Excerpted passage:
********

Nik Sharma, Season: Big Flavors, Beautiful Food. See the detailed review at Jennifer Guerrero’s blog. The principle here is South Asian notes in traditional U.S. cuisines (southern, midwestern) and I liked the idea of putting different spices in an American potato salad but I never really found the recipe in this cookbook that made me want to try it.

Greg Iles, Cemetery Road. A middle-aged man moves back to his rural Mississippi home town to run the family newspaper to discover that the local plutocrats are willing to commit murder and destroy the historical fabric in order to protect their fortunes. I was looking forward to this a lot insofar as Iles has definitive opinions on small towns, and I’ve read a few of his earlier books on planes. But in the end it was just way more “wounded white man” than I could take: his kid is dead, his wife has left him, he has class insecurities, he has a lost love, his favorite history teacher gets murdered — my capacity for sympathy with the character (who never, ever considers any of his privilege) was strained within 30 pp and I abandoned the book around page 100.

Alison Beattie, A Stroke of Luck. A charismatic teacher leaves negative legacies in the lives of his students. Unfortunately after 40 pp. I hadn’t found my “way in” to this novel — or any reason to care about the plot at all. Totally lifeless characters. This was on a number of “most anticipated” lists, but I knew in the 1990s that I didn’t enjoy her novels and I should have stuck with that reaction.

Éric Vuillard, The Order of the Day (Originally published in 2017 as L’ordre du jour). Picked up after it was nominated for the Albertine Prize, and won the Prix Goncourt in 2017. A series of ironic musings on the German industrialists who facilitated the Anschluß, and its events. First, I know too much about this topic, and second, I probably was not ready to read satire about it.

********

Rows:
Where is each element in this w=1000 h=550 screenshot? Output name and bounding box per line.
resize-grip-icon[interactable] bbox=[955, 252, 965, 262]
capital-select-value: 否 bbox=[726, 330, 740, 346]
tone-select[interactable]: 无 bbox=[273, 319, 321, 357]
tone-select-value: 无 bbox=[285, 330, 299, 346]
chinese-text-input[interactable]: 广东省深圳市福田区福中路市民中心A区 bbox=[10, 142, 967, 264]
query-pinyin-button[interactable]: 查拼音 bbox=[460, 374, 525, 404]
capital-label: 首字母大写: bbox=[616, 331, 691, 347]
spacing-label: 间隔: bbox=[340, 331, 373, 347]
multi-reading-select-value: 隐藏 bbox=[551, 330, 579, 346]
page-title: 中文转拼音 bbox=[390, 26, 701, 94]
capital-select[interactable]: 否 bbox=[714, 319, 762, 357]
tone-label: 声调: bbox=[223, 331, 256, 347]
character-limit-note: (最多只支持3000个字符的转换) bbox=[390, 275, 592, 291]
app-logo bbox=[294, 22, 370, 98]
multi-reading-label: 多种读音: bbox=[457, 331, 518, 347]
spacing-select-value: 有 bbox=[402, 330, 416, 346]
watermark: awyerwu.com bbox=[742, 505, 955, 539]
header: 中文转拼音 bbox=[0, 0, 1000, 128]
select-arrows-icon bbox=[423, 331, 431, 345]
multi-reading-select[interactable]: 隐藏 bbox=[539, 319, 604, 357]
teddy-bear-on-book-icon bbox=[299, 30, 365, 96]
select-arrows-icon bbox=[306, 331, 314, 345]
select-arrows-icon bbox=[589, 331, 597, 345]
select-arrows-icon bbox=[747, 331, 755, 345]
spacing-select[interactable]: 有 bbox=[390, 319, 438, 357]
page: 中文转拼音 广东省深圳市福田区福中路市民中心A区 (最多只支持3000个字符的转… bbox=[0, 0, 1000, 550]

********

Set of tasks:
• 1. Answer these from the book notes:
(a) Around what page was Cemetery Road abandoned?
(b) After how many pages had the reviewer still not found a "way in" to A Stroke of Luck?
(c) Which prize did The Order of the Day win in 2017?
• 2. List every author whose book is reviewed in the book notes.
The data has no connection to the book notes.

Answers to the exercises:
• 1.
(a) Around page 100
(b) 40 pages
(c) The Prix Goncourt

• 2.
Nik Sharma
Greg Iles
Alison Beattie
Éric Vuillard